• Data shown
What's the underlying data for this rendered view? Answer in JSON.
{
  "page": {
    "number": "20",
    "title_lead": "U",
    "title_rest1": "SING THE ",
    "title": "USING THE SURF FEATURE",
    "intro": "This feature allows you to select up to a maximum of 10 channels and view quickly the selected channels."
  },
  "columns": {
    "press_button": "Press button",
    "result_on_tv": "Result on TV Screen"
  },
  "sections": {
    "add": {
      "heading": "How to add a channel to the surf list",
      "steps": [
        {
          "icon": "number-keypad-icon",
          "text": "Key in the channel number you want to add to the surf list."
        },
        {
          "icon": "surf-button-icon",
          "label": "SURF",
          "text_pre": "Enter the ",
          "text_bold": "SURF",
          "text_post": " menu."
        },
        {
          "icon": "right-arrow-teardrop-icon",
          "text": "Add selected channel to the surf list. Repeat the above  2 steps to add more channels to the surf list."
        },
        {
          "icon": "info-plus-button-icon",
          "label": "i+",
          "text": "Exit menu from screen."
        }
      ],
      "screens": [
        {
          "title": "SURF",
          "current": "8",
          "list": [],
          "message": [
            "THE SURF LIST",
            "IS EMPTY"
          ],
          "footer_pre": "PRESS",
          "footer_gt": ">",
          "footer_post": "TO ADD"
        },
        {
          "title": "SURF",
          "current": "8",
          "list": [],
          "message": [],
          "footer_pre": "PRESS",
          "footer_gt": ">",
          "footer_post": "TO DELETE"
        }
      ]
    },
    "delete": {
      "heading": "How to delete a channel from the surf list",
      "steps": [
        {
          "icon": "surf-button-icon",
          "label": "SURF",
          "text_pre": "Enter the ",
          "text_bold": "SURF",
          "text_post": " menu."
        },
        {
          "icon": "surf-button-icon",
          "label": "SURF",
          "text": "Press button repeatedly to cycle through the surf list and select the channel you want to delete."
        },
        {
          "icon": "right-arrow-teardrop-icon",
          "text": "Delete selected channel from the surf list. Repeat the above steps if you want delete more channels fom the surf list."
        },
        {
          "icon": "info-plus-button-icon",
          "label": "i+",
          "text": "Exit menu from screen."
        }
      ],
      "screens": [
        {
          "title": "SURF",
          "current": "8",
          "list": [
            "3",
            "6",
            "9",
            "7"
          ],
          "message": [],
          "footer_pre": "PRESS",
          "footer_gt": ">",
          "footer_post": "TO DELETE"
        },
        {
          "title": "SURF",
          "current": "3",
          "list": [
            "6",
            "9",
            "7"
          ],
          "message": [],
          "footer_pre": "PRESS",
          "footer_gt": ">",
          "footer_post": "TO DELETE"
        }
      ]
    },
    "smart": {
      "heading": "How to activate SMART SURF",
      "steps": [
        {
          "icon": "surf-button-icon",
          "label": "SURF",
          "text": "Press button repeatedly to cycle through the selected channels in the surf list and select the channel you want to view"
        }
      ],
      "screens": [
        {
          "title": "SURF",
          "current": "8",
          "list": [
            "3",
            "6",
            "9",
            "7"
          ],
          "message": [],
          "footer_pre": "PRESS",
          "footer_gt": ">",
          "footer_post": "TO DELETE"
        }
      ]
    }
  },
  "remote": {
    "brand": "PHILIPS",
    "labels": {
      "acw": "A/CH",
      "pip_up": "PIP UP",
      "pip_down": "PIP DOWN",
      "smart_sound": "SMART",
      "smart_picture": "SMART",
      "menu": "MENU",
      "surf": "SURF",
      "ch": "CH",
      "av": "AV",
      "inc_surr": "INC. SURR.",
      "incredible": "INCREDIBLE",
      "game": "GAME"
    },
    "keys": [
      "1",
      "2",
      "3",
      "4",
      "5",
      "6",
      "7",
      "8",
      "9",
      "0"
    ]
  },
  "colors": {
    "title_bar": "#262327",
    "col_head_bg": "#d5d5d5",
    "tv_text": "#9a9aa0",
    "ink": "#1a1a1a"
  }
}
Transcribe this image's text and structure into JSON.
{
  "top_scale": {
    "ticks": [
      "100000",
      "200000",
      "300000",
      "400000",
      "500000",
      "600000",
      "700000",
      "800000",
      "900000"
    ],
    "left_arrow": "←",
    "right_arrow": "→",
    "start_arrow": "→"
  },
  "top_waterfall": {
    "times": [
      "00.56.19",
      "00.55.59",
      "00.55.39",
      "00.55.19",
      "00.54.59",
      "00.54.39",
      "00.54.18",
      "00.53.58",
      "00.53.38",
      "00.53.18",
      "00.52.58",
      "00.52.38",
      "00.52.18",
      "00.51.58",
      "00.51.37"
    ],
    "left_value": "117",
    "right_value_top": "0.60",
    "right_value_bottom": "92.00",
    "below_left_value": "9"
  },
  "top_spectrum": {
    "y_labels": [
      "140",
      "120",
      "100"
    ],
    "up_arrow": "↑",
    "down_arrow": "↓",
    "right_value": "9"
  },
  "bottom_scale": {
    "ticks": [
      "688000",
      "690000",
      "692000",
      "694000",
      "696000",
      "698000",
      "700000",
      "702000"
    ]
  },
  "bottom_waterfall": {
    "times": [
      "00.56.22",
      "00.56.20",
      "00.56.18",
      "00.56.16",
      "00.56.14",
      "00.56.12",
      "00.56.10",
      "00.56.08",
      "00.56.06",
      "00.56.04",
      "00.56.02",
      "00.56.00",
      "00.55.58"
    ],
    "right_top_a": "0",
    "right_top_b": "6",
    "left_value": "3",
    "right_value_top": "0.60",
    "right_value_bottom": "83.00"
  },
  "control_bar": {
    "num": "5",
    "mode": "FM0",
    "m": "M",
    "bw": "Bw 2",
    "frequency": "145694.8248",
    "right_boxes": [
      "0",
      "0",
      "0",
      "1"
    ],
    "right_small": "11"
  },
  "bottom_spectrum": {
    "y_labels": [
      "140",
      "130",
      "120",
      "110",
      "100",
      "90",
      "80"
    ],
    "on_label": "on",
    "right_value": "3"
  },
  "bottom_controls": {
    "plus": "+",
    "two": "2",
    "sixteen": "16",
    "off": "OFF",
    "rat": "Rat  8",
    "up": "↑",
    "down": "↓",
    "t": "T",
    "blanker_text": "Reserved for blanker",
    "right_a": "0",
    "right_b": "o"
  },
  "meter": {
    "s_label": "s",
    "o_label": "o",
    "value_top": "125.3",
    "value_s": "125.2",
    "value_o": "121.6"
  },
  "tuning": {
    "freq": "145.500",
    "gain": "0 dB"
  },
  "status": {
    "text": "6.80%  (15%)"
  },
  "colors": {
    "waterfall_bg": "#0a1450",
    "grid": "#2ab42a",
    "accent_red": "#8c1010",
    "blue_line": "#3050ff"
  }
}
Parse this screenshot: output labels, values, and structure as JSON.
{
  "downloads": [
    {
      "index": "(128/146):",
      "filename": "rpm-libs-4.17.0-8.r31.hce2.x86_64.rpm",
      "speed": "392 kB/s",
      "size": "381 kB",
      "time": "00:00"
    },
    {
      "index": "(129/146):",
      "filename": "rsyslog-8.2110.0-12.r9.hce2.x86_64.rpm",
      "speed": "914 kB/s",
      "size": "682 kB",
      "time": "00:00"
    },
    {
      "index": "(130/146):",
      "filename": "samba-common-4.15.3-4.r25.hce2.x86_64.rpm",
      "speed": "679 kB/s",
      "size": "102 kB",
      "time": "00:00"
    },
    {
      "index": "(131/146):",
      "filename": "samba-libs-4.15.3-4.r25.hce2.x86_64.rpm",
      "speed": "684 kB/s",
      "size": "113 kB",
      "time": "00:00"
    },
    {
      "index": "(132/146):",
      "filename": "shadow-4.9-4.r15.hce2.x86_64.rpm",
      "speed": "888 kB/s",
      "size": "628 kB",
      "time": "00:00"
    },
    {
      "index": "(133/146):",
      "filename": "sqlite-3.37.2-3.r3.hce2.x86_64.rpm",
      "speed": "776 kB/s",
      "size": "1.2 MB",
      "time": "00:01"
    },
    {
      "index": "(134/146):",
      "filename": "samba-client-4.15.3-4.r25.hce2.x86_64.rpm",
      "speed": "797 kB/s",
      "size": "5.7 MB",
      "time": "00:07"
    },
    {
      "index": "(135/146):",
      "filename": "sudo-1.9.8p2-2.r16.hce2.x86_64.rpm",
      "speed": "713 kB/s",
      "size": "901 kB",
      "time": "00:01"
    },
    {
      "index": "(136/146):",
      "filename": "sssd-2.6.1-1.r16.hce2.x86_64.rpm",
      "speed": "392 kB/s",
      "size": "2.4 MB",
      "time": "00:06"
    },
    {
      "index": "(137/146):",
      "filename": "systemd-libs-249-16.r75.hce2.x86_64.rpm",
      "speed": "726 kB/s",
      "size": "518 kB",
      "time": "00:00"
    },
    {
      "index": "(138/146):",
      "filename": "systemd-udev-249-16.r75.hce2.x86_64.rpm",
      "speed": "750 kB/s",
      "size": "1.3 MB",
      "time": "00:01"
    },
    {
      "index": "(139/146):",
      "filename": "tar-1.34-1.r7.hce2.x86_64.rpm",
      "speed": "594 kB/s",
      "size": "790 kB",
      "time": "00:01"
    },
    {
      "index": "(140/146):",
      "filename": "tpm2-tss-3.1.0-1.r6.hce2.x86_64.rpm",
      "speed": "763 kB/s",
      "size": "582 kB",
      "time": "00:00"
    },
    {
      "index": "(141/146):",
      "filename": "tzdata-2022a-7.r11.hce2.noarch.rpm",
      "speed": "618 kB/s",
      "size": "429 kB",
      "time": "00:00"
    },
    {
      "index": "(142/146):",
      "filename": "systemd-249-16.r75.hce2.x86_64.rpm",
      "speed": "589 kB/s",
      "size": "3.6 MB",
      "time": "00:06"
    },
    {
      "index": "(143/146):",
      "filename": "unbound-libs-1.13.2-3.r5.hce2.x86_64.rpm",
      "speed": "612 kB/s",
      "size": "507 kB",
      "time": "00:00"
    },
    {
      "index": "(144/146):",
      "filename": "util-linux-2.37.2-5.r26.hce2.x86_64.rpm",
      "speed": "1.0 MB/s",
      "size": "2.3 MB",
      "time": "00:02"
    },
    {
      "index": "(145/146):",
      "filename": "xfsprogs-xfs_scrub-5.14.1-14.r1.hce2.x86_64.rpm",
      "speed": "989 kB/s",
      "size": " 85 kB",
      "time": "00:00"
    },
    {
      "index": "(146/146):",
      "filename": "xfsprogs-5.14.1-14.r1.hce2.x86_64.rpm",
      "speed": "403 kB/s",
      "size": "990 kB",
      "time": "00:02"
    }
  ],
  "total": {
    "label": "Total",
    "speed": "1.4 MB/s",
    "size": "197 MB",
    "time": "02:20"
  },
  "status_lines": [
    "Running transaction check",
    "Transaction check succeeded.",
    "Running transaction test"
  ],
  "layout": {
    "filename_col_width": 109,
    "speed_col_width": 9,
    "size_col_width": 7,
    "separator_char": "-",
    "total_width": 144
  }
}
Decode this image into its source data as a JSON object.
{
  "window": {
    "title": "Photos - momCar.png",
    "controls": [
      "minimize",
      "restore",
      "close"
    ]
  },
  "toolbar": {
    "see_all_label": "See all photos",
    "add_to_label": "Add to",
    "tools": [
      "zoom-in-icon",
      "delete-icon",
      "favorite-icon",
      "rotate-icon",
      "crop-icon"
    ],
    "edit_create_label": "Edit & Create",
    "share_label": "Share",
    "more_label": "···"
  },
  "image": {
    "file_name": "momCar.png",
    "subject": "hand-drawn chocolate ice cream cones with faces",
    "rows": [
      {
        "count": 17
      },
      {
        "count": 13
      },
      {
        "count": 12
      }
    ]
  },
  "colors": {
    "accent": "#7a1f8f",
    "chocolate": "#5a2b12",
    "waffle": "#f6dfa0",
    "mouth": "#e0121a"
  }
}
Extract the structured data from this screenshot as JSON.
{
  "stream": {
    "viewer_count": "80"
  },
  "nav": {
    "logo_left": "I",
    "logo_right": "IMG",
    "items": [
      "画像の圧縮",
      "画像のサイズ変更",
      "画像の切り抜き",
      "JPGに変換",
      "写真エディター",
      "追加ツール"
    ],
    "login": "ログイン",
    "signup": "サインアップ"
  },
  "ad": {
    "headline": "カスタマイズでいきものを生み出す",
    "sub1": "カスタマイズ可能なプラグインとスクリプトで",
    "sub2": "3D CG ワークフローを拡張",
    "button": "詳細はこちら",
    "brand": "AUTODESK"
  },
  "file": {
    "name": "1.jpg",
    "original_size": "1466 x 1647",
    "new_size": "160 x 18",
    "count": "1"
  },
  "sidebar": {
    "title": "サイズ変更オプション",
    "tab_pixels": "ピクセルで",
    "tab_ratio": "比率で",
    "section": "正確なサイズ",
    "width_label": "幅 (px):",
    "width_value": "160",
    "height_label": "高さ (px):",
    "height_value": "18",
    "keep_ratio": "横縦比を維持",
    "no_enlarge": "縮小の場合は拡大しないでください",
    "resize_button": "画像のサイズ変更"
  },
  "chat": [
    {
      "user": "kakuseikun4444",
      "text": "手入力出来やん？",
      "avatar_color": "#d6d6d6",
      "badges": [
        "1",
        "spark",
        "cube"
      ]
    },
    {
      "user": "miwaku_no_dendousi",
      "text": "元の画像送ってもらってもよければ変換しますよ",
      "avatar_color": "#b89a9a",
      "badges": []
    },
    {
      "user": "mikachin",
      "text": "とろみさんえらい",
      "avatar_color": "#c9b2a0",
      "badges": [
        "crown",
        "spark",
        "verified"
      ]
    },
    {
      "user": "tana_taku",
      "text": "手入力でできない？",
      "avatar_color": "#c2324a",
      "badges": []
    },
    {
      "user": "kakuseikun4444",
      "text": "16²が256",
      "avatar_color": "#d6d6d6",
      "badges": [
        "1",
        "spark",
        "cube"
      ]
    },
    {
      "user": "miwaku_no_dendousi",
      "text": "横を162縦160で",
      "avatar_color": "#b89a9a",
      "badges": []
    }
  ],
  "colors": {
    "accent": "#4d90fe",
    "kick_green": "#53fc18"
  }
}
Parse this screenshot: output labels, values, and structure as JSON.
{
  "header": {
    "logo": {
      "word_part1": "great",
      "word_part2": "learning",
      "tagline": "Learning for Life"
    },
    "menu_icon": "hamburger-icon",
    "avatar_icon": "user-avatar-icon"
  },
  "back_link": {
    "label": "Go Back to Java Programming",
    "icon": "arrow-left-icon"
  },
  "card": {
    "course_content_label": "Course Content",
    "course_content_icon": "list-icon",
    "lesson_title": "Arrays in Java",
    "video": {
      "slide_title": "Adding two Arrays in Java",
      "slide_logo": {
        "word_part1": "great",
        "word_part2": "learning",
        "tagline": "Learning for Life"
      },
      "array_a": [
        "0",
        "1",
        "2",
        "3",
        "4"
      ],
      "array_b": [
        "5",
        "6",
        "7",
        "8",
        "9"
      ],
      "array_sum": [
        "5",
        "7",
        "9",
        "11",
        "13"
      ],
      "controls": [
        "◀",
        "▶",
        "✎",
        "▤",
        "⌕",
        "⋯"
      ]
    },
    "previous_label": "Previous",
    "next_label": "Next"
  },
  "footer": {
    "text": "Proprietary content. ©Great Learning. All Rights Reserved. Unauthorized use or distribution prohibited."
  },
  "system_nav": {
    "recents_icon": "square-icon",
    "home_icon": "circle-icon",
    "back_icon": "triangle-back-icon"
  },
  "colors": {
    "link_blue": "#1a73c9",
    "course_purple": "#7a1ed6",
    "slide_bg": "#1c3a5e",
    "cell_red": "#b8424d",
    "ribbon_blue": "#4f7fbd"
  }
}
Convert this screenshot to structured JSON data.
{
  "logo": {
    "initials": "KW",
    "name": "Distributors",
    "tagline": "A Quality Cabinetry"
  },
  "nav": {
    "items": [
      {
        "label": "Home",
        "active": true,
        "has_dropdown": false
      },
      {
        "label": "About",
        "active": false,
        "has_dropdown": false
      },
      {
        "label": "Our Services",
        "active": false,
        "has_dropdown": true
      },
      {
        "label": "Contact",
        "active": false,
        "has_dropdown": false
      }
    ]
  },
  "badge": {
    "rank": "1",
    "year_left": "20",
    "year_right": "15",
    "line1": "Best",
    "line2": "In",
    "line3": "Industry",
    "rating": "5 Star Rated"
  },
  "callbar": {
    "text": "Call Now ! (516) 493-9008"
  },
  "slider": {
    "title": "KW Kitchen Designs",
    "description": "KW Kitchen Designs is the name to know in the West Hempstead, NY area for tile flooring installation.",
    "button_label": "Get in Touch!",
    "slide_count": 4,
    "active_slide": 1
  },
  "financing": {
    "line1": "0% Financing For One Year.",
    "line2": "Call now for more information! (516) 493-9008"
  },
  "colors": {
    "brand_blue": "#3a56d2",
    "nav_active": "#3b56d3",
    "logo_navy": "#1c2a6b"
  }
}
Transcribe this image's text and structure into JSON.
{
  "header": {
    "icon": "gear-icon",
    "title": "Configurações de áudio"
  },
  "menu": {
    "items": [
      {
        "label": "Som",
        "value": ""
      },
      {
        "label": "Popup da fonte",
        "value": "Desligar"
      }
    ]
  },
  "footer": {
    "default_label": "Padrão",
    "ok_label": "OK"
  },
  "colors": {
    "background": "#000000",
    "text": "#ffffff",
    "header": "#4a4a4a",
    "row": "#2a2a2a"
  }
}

• Goal
Using the material above, copy every line in which the string "Kitchen" occurs.

• In response
    "title": "KW Kitchen Designs",
    "description": "KW Kitchen Designs is the name to know in the West Hempstead, NY area for tile flooring installation.",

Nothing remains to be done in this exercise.